* Begin Data *

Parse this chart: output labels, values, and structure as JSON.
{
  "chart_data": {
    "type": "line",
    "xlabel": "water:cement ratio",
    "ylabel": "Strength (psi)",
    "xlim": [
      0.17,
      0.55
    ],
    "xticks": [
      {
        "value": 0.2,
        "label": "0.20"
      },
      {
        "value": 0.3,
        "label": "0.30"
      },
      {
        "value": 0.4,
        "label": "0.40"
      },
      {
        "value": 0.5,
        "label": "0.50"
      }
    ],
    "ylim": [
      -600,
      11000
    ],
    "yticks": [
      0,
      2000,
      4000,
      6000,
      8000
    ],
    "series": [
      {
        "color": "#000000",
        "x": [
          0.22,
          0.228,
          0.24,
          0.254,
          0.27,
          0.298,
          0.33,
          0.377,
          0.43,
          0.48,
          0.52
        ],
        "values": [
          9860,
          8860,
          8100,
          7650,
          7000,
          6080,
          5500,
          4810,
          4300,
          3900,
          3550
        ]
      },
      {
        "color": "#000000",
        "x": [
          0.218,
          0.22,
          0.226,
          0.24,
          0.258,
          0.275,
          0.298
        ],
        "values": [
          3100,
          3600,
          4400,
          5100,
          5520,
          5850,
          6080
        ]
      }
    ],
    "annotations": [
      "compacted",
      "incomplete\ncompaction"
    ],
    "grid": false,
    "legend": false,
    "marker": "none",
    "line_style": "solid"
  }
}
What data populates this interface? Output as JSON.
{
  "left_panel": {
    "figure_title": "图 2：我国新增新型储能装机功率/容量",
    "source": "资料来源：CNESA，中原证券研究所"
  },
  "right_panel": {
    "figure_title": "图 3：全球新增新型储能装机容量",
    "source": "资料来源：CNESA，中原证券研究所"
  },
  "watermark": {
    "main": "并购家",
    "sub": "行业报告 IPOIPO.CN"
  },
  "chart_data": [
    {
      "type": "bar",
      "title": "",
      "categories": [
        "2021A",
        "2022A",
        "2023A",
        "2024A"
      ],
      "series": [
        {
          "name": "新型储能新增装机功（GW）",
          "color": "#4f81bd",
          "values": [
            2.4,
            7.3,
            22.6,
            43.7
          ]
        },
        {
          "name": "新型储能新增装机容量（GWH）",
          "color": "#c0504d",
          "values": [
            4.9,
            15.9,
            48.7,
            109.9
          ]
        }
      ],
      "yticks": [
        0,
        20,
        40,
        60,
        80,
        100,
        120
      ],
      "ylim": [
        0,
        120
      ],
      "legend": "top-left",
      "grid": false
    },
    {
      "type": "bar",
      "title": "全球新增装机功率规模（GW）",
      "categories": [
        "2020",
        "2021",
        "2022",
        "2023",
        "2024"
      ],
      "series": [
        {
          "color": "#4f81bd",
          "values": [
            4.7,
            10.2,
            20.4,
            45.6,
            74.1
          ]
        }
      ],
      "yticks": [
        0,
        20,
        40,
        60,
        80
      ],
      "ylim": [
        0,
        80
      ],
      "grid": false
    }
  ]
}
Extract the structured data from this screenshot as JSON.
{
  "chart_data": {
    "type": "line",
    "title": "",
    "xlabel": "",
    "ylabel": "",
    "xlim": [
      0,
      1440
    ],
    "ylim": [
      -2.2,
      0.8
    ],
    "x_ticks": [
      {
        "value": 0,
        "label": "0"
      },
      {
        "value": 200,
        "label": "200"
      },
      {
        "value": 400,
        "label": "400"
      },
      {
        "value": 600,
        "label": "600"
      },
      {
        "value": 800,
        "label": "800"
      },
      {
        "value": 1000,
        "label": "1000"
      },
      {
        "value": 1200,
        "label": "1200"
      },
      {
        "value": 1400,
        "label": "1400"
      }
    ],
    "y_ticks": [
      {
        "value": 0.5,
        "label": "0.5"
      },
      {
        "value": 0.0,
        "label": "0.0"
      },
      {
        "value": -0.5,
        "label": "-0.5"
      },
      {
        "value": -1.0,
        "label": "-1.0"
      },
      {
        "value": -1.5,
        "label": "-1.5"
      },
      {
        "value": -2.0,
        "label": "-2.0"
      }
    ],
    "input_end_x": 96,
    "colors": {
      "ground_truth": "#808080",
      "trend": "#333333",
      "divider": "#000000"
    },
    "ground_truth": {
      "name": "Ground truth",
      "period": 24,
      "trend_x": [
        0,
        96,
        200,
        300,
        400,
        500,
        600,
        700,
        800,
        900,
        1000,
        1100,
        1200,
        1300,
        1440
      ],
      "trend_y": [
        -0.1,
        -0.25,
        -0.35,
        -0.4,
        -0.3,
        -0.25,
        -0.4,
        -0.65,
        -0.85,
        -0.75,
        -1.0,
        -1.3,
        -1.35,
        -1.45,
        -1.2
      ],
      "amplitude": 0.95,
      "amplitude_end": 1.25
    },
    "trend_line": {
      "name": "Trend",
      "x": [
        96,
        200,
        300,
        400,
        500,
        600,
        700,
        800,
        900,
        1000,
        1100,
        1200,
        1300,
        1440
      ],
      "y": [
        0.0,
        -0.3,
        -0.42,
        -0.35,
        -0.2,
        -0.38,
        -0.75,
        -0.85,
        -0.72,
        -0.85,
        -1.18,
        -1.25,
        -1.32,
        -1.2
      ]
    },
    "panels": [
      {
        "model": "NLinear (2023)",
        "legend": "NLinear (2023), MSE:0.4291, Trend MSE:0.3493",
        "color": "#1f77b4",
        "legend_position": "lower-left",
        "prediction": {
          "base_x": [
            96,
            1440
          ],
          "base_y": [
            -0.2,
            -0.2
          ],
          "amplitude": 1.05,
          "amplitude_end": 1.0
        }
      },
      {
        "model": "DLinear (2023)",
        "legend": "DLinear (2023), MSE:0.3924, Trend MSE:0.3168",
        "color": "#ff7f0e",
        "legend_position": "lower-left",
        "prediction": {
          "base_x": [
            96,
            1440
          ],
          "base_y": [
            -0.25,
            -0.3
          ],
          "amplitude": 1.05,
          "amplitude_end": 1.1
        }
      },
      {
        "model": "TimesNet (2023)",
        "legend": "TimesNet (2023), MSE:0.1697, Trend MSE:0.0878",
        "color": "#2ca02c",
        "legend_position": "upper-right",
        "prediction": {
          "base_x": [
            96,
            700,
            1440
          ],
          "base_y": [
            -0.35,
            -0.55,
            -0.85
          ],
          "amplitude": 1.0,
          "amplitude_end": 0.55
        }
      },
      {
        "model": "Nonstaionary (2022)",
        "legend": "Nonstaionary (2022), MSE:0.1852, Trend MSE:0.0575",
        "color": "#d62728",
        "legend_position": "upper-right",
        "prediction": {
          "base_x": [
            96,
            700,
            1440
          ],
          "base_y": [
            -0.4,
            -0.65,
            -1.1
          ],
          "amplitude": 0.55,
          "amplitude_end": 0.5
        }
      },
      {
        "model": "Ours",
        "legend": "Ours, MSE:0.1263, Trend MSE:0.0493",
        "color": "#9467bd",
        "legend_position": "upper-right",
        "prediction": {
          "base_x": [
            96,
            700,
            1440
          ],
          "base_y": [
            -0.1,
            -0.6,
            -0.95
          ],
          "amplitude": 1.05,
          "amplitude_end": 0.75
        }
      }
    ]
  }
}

* End Data *

- To be done -
Repeat the material in full, exactly as it stands.

- Complete output -
Parse this chart: output labels, values, and structure as JSON.
{
  "chart_data": {
    "type": "line",
    "xlabel": "water:cement ratio",
    "ylabel": "Strength (psi)",
    "xlim": [
      0.17,
      0.55
    ],
    "xticks": [
      {
        "value": 0.2,
        "label": "0.20"
      },
      {
        "value": 0.3,
        "label": "0.30"
      },
      {
        "value": 0.4,
        "label": "0.40"
      },
      {
        "value": 0.5,
        "label": "0.50"
      }
    ],
    "ylim": [
      -600,
      11000
    ],
    "yticks": [
      0,
      2000,
      4000,
      6000,
      8000
    ],
    "series": [
      {
        "color": "#000000",
        "x": [
          0.22,
          0.228,
          0.24,
          0.254,
          0.27,
          0.298,
          0.33,
          0.377,
          0.43,
          0.48,
          0.52
        ],
        "values": [
          9860,
          8860,
          8100,
          7650,
          7000,
          6080,
          5500,
          4810,
          4300,
          3900,
          3550
        ]
      },
      {
        "color": "#000000",
        "x": [
          0.218,
          0.22,
          0.226,
          0.24,
          0.258,
          0.275,
          0.298
        ],
        "values": [
          3100,
          3600,
          4400,
          5100,
          5520,
          5850,
          6080
        ]
      }
    ],
    "annotations": [
      "compacted",
      "incomplete\ncompaction"
    ],
    "grid": false,
    "legend": false,
    "marker": "none",
    "line_style": "solid"
  }
}
What data populates this interface? Output as JSON.
{
  "left_panel": {
    "figure_title": "图 2：我国新增新型储能装机功率/容量",
    "source": "资料来源：CNESA，中原证券研究所"
  },
  "right_panel": {
    "figure_title": "图 3：全球新增新型储能装机容量",
    "source": "资料来源：CNESA，中原证券研究所"
  },
  "watermark": {
    "main": "并购家",
    "sub": "行业报告 IPOIPO.CN"
  },
  "chart_data": [
    {
      "type": "bar",
      "title": "",
      "categories": [
        "2021A",
        "2022A",
        "2023A",
        "2024A"
      ],
      "series": [
        {
          "name": "新型储能新增装机功（GW）",
          "color": "#4f81bd",
          "values": [
            2.4,
            7.3,
            22.6,
            43.7
          ]
        },
        {
          "name": "新型储能新增装机容量（GWH）",
          "color": "#c0504d",
          "values": [
            4.9,
            15.9,
            48.7,
            109.9
          ]
        }
      ],
      "yticks": [
        0,
        20,
        40,
        60,
        80,
        100,
        120
      ],
      "ylim": [
        0,
        120
      ],
      "legend": "top-left",
      "grid": false
    },
    {
      "type": "bar",
      "title": "全球新增装机功率规模（GW）",
      "categories": [
        "2020",
        "2021",
        "2022",
        "2023",
        "2024"
      ],
      "series": [
        {
          "color": "#4f81bd",
          "values": [
            4.7,
            10.2,
            20.4,
            45.6,
            74.1
          ]
        }
      ],
      "yticks": [
        0,
        20,
        40,
        60,
        80
      ],
      "ylim": [
        0,
        80
      ],
      "grid": false
    }
  ]
}
Extract the structured data from this screenshot as JSON.
{
  "chart_data": {
    "type": "line",
    "title": "",
    "xlabel": "",
    "ylabel": "",
    "xlim": [
      0,
      1440
    ],
    "ylim": [
      -2.2,
      0.8
    ],
    "x_ticks": [
      {
        "value": 0,
        "label": "0"
      },
      {
        "value": 200,
        "label": "200"
      },
      {
        "value": 400,
        "label": "400"
      },
      {
        "value": 600,
        "label": "600"
      },
      {
        "value": 800,
        "label": "800"
      },
      {
        "value": 1000,
        "label": "1000"
      },
      {
        "value": 1200,
        "label": "1200"
      },
      {
        "value": 1400,
        "label": "1400"
      }
    ],
    "y_ticks": [
      {
        "value": 0.5,
        "label": "0.5"
      },
      {
        "value": 0.0,
        "label": "0.0"
      },
      {
        "value": -0.5,
        "label": "-0.5"
      },
      {
        "value": -1.0,
        "label": "-1.0"
      },
      {
        "value": -1.5,
        "label": "-1.5"
      },
      {
        "value": -2.0,
        "label": "-2.0"
      }
    ],
    "input_end_x": 96,
    "colors": {
      "ground_truth": "#808080",
      "trend": "#333333",
      "divider": "#000000"
    },
    "ground_truth": {
      "name": "Ground truth",
      "period": 24,
      "trend_x": [
        0,
        96,
        200,
        300,
        400,
        500,
        600,
        700,
        800,
        900,
        1000,
        1100,
        1200,
        1300,
        1440
      ],
      "trend_y": [
        -0.1,
        -0.25,
        -0.35,
        -0.4,
        -0.3,
        -0.25,
        -0.4,
        -0.65,
        -0.85,
        -0.75,
        -1.0,
        -1.3,
        -1.35,
        -1.45,
        -1.2
      ],
      "amplitude": 0.95,
      "amplitude_end": 1.25
    },
    "trend_line": {
      "name": "Trend",
      "x": [
        96,
        200,
        300,
        400,
        500,
        600,
        700,
        800,
        900,
        1000,
        1100,
        1200,
        1300,
        1440
      ],
      "y": [
        0.0,
        -0.3,
        -0.42,
        -0.35,
        -0.2,
        -0.38,
        -0.75,
        -0.85,
        -0.72,
        -0.85,
        -1.18,
        -1.25,
        -1.32,
        -1.2
      ]
    },
    "panels": [
      {
        "model": "NLinear (2023)",
        "legend": "NLinear (2023), MSE:0.4291, Trend MSE:0.3493",
        "color": "#1f77b4",
        "legend_position": "lower-left",
        "prediction": {
          "base_x": [
            96,
            1440
          ],
          "base_y": [
            -0.2,
            -0.2
          ],
          "amplitude": 1.05,
          "amplitude_end": 1.0
        }
      },
      {
        "model": "DLinear (2023)",
        "legend": "DLinear (2023), MSE:0.3924, Trend MSE:0.3168",
        "color": "#ff7f0e",
        "legend_position": "lower-left",
        "prediction": {
          "base_x": [
            96,
            1440
          ],
          "base_y": [
            -0.25,
            -0.3
          ],
          "amplitude": 1.05,
          "amplitude_end": 1.1
        }
      },
      {
        "model": "TimesNet (2023)",
        "legend": "TimesNet (2023), MSE:0.1697, Trend MSE:0.0878",
        "color": "#2ca02c",
        "legend_position": "upper-right",
        "prediction": {
          "base_x": [
            96,
            700,
            1440
          ],
          "base_y": [
            -0.35,
            -0.55,
            -0.85
          ],
          "amplitude": 1.0,
          "amplitude_end": 0.55
        }
      },
      {
        "model": "Nonstaionary (2022)",
        "legend": "Nonstaionary (2022), MSE:0.1852, Trend MSE:0.0575",
        "color": "#d62728",
        "legend_position": "upper-right",
        "prediction": {
          "base_x": [
            96,
            700,
            1440
          ],
          "base_y": [
            -0.4,
            -0.65,
            -1.1
          ],
          "amplitude": 0.55,
          "amplitude_end": 0.5
        }
      },
      {
        "model": "Ours",
        "legend": "Ours, MSE:0.1263, Trend MSE:0.0493",
        "color": "#9467bd",
        "legend_position": "upper-right",
        "prediction": {
          "base_x": [
            96,
            700,
            1440
          ],
          "base_y": [
            -0.1,
            -0.6,
            -0.95
          ],
          "amplitude": 1.05,
          "amplitude_end": 0.75
        }
      }
    ]
  }
}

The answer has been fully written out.